# REQUIREMENT:
Reproduce the data below in full and exclude every picture.
─── DATA RECORDS ───
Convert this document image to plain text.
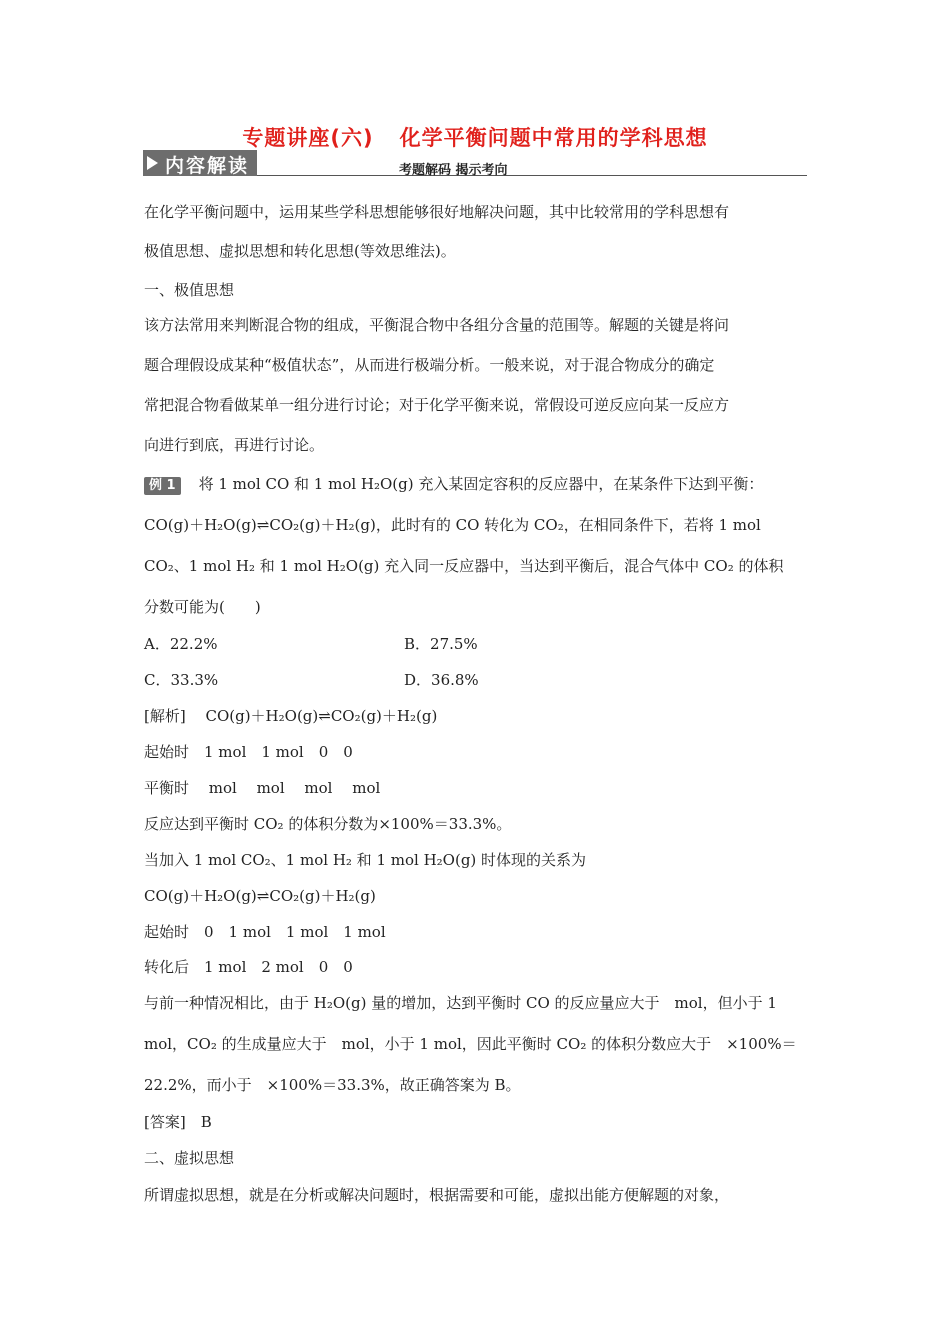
专题讲座(六) 化学平衡问题中常用的学科思想
内容解读	考题解码 揭示考向
在化学平衡问题中，运用某些学科思想能够很好地解决问题，其中比较常用的学科思想有
极值思想、虚拟思想和转化思想(等效思维法)。
一、极值思想
该方法常用来判断混合物的组成，平衡混合物中各组分含量的范围等。解题的关键是将问
题合理假设成某种“极值状态”，从而进行极端分析。一般来说，对于混合物成分的确定
常把混合物看做某单一组分进行讨论；对于化学平衡来说，常假设可逆反应向某一反应方
向进行到底，再进行讨论。
例 1 将 1 mol CO 和 1 mol H₂O(g) 充入某固定容积的反应器中，在某条件下达到平衡：
CO(g)＋H₂O(g)⇌CO₂(g)＋H₂(g)，此时有的 CO 转化为 CO₂，在相同条件下，若将 1 mol
CO₂、1 mol H₂ 和 1 mol H₂O(g) 充入同一反应器中，当达到平衡后，混合气体中 CO₂ 的体积
分数可能为(　　)
A．22.2%	B．27.5%
C．33.3%	D．36.8%
[解析]　 CO(g)＋H₂O(g)⇌CO₂(g)＋H₂(g)
起始时　1 mol　1 mol　0　0
平衡时　 mol　 mol　 mol　 mol
反应达到平衡时 CO₂ 的体积分数为×100%＝33.3%。
当加入 1 mol CO₂、1 mol H₂ 和 1 mol H₂O(g) 时体现的关系为
CO(g)＋H₂O(g)⇌CO₂(g)＋H₂(g)
起始时　0　1 mol　1 mol　1 mol
转化后　1 mol　2 mol　0　0
与前一种情况相比，由于 H₂O(g) 量的增加，达到平衡时 CO 的反应量应大于　mol，但小于 1
mol，CO₂ 的生成量应大于　mol，小于 1 mol，因此平衡时 CO₂ 的体积分数应大于　×100%＝
22.2%，而小于　×100%＝33.3%，故正确答案为 B。
[答案]　B
二、虚拟思想
所谓虚拟思想，就是在分析或解决问题时，根据需要和可能，虚拟出能方便解题的对象，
───
# RESPONSE TO THIS EXERCISE:
Convert this document image to plain text.
专题讲座(六) 化学平衡问题中常用的学科思想
内容解读	考题解码 揭示考向
在化学平衡问题中，运用某些学科思想能够很好地解决问题，其中比较常用的学科思想有
极值思想、虚拟思想和转化思想(等效思维法)。
一、极值思想
该方法常用来判断混合物的组成，平衡混合物中各组分含量的范围等。解题的关键是将问
题合理假设成某种“极值状态”，从而进行极端分析。一般来说，对于混合物成分的确定
常把混合物看做某单一组分进行讨论；对于化学平衡来说，常假设可逆反应向某一反应方
向进行到底，再进行讨论。
例 1 将 1 mol CO 和 1 mol H₂O(g) 充入某固定容积的反应器中，在某条件下达到平衡：
CO(g)＋H₂O(g)⇌CO₂(g)＋H₂(g)，此时有的 CO 转化为 CO₂，在相同条件下，若将 1 mol
CO₂、1 mol H₂ 和 1 mol H₂O(g) 充入同一反应器中，当达到平衡后，混合气体中 CO₂ 的体积
分数可能为(　　)
A．22.2%	B．27.5%
C．33.3%	D．36.8%
[解析]　 CO(g)＋H₂O(g)⇌CO₂(g)＋H₂(g)
起始时　1 mol　1 mol　0　0
平衡时　 mol　 mol　 mol　 mol
反应达到平衡时 CO₂ 的体积分数为×100%＝33.3%。
当加入 1 mol CO₂、1 mol H₂ 和 1 mol H₂O(g) 时体现的关系为
CO(g)＋H₂O(g)⇌CO₂(g)＋H₂(g)
起始时　0　1 mol　1 mol　1 mol
转化后　1 mol　2 mol　0　0
与前一种情况相比，由于 H₂O(g) 量的增加，达到平衡时 CO 的反应量应大于　mol，但小于 1
mol，CO₂ 的生成量应大于　mol，小于 1 mol，因此平衡时 CO₂ 的体积分数应大于　×100%＝
22.2%，而小于　×100%＝33.3%，故正确答案为 B。
[答案]　B
二、虚拟思想
所谓虚拟思想，就是在分析或解决问题时，根据需要和可能，虚拟出能方便解题的对象，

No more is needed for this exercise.